■ **EXERCISE OBJECTIVE**
Are you able to quote each entry exactly as written?

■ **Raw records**
--------------------------------------------------

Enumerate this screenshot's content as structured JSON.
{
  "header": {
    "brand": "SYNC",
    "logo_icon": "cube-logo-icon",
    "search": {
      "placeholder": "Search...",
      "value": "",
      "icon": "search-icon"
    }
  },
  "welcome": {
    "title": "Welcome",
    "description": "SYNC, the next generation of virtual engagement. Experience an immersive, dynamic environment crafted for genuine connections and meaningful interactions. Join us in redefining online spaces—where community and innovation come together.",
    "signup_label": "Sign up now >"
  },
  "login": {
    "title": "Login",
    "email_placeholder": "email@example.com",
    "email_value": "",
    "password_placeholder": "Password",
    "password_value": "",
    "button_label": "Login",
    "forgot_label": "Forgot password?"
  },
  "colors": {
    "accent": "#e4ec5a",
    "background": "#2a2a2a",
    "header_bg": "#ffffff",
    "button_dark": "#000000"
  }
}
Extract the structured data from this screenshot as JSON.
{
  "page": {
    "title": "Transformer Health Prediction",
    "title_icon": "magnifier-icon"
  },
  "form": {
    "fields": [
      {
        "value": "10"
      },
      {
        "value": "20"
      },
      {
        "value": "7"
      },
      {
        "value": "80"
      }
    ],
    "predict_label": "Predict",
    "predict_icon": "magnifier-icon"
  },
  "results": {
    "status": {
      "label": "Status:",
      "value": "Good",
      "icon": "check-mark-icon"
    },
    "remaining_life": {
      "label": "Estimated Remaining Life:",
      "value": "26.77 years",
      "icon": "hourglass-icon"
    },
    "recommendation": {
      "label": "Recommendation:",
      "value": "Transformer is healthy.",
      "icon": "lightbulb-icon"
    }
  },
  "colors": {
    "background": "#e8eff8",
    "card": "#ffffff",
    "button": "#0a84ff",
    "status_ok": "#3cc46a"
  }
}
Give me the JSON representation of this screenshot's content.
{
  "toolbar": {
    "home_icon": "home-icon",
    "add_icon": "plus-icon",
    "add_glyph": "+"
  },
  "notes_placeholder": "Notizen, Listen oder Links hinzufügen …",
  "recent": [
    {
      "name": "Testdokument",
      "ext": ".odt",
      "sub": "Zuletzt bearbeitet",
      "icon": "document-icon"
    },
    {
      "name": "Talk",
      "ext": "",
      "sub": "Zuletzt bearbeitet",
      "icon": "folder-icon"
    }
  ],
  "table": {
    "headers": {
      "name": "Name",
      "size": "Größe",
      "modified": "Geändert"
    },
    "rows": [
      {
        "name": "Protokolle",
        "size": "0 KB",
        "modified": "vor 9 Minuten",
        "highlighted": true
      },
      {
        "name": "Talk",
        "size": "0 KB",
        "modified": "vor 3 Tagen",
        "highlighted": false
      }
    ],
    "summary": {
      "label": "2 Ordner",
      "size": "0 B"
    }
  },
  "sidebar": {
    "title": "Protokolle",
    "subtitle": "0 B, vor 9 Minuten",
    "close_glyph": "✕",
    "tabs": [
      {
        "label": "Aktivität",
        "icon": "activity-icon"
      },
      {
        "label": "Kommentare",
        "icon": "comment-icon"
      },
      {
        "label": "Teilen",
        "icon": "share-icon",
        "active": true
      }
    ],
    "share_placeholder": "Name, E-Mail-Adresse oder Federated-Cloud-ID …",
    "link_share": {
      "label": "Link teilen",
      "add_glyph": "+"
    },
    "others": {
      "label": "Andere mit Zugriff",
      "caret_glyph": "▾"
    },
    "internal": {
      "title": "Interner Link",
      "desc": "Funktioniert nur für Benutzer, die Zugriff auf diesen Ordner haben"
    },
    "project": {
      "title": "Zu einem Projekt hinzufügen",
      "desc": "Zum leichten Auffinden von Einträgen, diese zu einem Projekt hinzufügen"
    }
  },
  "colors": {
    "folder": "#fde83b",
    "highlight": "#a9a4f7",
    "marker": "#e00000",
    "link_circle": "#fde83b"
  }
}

--------------------------------------------------

■ **WORKED ANSWER**
Enumerate this screenshot's content as structured JSON.
{
  "header": {
    "brand": "SYNC",
    "logo_icon": "cube-logo-icon",
    "search": {
      "placeholder": "Search...",
      "value": "",
      "icon": "search-icon"
    }
  },
  "welcome": {
    "title": "Welcome",
    "description": "SYNC, the next generation of virtual engagement. Experience an immersive, dynamic environment crafted for genuine connections and meaningful interactions. Join us in redefining online spaces—where community and innovation come together.",
    "signup_label": "Sign up now >"
  },
  "login": {
    "title": "Login",
    "email_placeholder": "email@example.com",
    "email_value": "",
    "password_placeholder": "Password",
    "password_value": "",
    "button_label": "Login",
    "forgot_label": "Forgot password?"
  },
  "colors": {
    "accent": "#e4ec5a",
    "background": "#2a2a2a",
    "header_bg": "#ffffff",
    "button_dark": "#000000"
  }
}
Extract the structured data from this screenshot as JSON.
{
  "page": {
    "title": "Transformer Health Prediction",
    "title_icon": "magnifier-icon"
  },
  "form": {
    "fields": [
      {
        "value": "10"
      },
      {
        "value": "20"
      },
      {
        "value": "7"
      },
      {
        "value": "80"
      }
    ],
    "predict_label": "Predict",
    "predict_icon": "magnifier-icon"
  },
  "results": {
    "status": {
      "label": "Status:",
      "value": "Good",
      "icon": "check-mark-icon"
    },
    "remaining_life": {
      "label": "Estimated Remaining Life:",
      "value": "26.77 years",
      "icon": "hourglass-icon"
    },
    "recommendation": {
      "label": "Recommendation:",
      "value": "Transformer is healthy.",
      "icon": "lightbulb-icon"
    }
  },
  "colors": {
    "background": "#e8eff8",
    "card": "#ffffff",
    "button": "#0a84ff",
    "status_ok": "#3cc46a"
  }
}
Give me the JSON representation of this screenshot's content.
{
  "toolbar": {
    "home_icon": "home-icon",
    "add_icon": "plus-icon",
    "add_glyph": "+"
  },
  "notes_placeholder": "Notizen, Listen oder Links hinzufügen …",
  "recent": [
    {
      "name": "Testdokument",
      "ext": ".odt",
      "sub": "Zuletzt bearbeitet",
      "icon": "document-icon"
    },
    {
      "name": "Talk",
      "ext": "",
      "sub": "Zuletzt bearbeitet",
      "icon": "folder-icon"
    }
  ],
  "table": {
    "headers": {
      "name": "Name",
      "size": "Größe",
      "modified": "Geändert"
    },
    "rows": [
      {
        "name": "Protokolle",
        "size": "0 KB",
        "modified": "vor 9 Minuten",
        "highlighted": true
      },
      {
        "name": "Talk",
        "size": "0 KB",
        "modified": "vor 3 Tagen",
        "highlighted": false
      }
    ],
    "summary": {
      "label": "2 Ordner",
      "size": "0 B"
    }
  },
  "sidebar": {
    "title": "Protokolle",
    "subtitle": "0 B, vor 9 Minuten",
    "close_glyph": "✕",
    "tabs": [
      {
        "label": "Aktivität",
        "icon": "activity-icon"
      },
      {
        "label": "Kommentare",
        "icon": "comment-icon"
      },
      {
        "label": "Teilen",
        "icon": "share-icon",
        "active": true
      }
    ],
    "share_placeholder": "Name, E-Mail-Adresse oder Federated-Cloud-ID …",
    "link_share": {
      "label": "Link teilen",
      "add_glyph": "+"
    },
    "others": {
      "label": "Andere mit Zugriff",
      "caret_glyph": "▾"
    },
    "internal": {
      "title": "Interner Link",
      "desc": "Funktioniert nur für Benutzer, die Zugriff auf diesen Ordner haben"
    },
    "project": {
      "title": "Zu einem Projekt hinzufügen",
      "desc": "Zum leichten Auffinden von Einträgen, diese zu einem Projekt hinzufügen"
    }
  },
  "colors": {
    "folder": "#fde83b",
    "highlight": "#a9a4f7",
    "marker": "#e00000",
    "link_circle": "#fde83b"
  }
}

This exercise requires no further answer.